━━━ ENTRIES SHOWN
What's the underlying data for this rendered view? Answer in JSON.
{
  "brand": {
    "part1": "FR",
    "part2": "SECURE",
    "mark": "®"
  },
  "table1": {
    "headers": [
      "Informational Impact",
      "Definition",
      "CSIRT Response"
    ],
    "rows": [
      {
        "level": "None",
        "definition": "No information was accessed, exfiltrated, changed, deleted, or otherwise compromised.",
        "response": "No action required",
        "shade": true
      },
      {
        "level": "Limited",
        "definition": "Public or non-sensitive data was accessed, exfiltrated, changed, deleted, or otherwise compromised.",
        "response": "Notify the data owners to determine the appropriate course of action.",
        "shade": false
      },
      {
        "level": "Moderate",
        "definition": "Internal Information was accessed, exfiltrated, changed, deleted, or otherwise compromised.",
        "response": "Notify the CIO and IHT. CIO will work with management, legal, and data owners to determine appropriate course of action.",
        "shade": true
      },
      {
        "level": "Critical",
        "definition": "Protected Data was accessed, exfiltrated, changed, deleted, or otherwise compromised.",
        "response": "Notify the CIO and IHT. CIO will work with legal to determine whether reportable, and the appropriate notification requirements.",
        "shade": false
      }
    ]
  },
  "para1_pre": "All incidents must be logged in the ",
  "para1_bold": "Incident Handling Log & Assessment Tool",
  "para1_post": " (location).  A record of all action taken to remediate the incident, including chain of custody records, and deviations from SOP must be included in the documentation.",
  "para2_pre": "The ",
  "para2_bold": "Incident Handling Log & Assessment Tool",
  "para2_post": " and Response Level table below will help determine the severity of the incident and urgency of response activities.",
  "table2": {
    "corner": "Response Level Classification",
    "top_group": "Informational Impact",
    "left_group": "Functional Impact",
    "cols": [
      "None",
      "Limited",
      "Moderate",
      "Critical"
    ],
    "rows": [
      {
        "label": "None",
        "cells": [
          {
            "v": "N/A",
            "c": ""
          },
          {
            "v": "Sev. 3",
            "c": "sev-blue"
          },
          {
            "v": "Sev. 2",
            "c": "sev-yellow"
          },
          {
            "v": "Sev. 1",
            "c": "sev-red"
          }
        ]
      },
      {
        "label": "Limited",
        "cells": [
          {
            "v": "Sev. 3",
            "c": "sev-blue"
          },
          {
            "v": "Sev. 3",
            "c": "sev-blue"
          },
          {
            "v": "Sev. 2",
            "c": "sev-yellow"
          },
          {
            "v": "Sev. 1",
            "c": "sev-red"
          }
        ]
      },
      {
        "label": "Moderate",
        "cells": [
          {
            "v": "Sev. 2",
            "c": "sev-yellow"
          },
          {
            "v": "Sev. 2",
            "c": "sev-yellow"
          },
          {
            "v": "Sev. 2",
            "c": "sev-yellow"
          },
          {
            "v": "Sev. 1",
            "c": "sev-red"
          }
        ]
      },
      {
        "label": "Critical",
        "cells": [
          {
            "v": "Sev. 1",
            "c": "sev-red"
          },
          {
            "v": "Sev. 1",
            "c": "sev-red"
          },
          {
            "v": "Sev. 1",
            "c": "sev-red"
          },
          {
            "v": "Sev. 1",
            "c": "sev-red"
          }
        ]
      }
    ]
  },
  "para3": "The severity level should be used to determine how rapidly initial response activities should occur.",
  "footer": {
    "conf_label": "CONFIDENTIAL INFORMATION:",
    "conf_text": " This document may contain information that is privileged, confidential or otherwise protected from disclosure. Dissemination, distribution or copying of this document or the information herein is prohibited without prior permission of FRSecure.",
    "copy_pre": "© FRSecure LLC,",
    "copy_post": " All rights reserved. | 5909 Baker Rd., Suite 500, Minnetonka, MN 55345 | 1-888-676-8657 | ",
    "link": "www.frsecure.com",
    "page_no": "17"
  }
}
━━━━━━
WORK TO BE COMPLETED:
Please reproduce each record precisely as written.

EXPECTED ANSWER:
What's the underlying data for this rendered view? Answer in JSON.
{
  "brand": {
    "part1": "FR",
    "part2": "SECURE",
    "mark": "®"
  },
  "table1": {
    "headers": [
      "Informational Impact",
      "Definition",
      "CSIRT Response"
    ],
    "rows": [
      {
        "level": "None",
        "definition": "No information was accessed, exfiltrated, changed, deleted, or otherwise compromised.",
        "response": "No action required",
        "shade": true
      },
      {
        "level": "Limited",
        "definition": "Public or non-sensitive data was accessed, exfiltrated, changed, deleted, or otherwise compromised.",
        "response": "Notify the data owners to determine the appropriate course of action.",
        "shade": false
      },
      {
        "level": "Moderate",
        "definition": "Internal Information was accessed, exfiltrated, changed, deleted, or otherwise compromised.",
        "response": "Notify the CIO and IHT. CIO will work with management, legal, and data owners to determine appropriate course of action.",
        "shade": true
      },
      {
        "level": "Critical",
        "definition": "Protected Data was accessed, exfiltrated, changed, deleted, or otherwise compromised.",
        "response": "Notify the CIO and IHT. CIO will work with legal to determine whether reportable, and the appropriate notification requirements.",
        "shade": false
      }
    ]
  },
  "para1_pre": "All incidents must be logged in the ",
  "para1_bold": "Incident Handling Log & Assessment Tool",
  "para1_post": " (location).  A record of all action taken to remediate the incident, including chain of custody records, and deviations from SOP must be included in the documentation.",
  "para2_pre": "The ",
  "para2_bold": "Incident Handling Log & Assessment Tool",
  "para2_post": " and Response Level table below will help determine the severity of the incident and urgency of response activities.",
  "table2": {
    "corner": "Response Level Classification",
    "top_group": "Informational Impact",
    "left_group": "Functional Impact",
    "cols": [
      "None",
      "Limited",
      "Moderate",
      "Critical"
    ],
    "rows": [
      {
        "label": "None",
        "cells": [
          {
            "v": "N/A",
            "c": ""
          },
          {
            "v": "Sev. 3",
            "c": "sev-blue"
          },
          {
            "v": "Sev. 2",
            "c": "sev-yellow"
          },
          {
            "v": "Sev. 1",
            "c": "sev-red"
          }
        ]
      },
      {
        "label": "Limited",
        "cells": [
          {
            "v": "Sev. 3",
            "c": "sev-blue"
          },
          {
            "v": "Sev. 3",
            "c": "sev-blue"
          },
          {
            "v": "Sev. 2",
            "c": "sev-yellow"
          },
          {
            "v": "Sev. 1",
            "c": "sev-red"
          }
        ]
      },
      {
        "label": "Moderate",
        "cells": [
          {
            "v": "Sev. 2",
            "c": "sev-yellow"
          },
          {
            "v": "Sev. 2",
            "c": "sev-yellow"
          },
          {
            "v": "Sev. 2",
            "c": "sev-yellow"
          },
          {
            "v": "Sev. 1",
            "c": "sev-red"
          }
        ]
      },
      {
        "label": "Critical",
        "cells": [
          {
            "v": "Sev. 1",
            "c": "sev-red"
          },
          {
            "v": "Sev. 1",
            "c": "sev-red"
          },
          {
            "v": "Sev. 1",
            "c": "sev-red"
          },
          {
            "v": "Sev. 1",
            "c": "sev-red"
          }
        ]
      }
    ]
  },
  "para3": "The severity level should be used to determine how rapidly initial response activities should occur.",
  "footer": {
    "conf_label": "CONFIDENTIAL INFORMATION:",
    "conf_text": " This document may contain information that is privileged, confidential or otherwise protected from disclosure. Dissemination, distribution or copying of this document or the information herein is prohibited without prior permission of FRSecure.",
    "copy_pre": "© FRSecure LLC,",
    "copy_post": " All rights reserved. | 5909 Baker Rd., Suite 500, Minnetonka, MN 55345 | 1-888-676-8657 | ",
    "link": "www.frsecure.com",
    "page_no": "17"
  }
}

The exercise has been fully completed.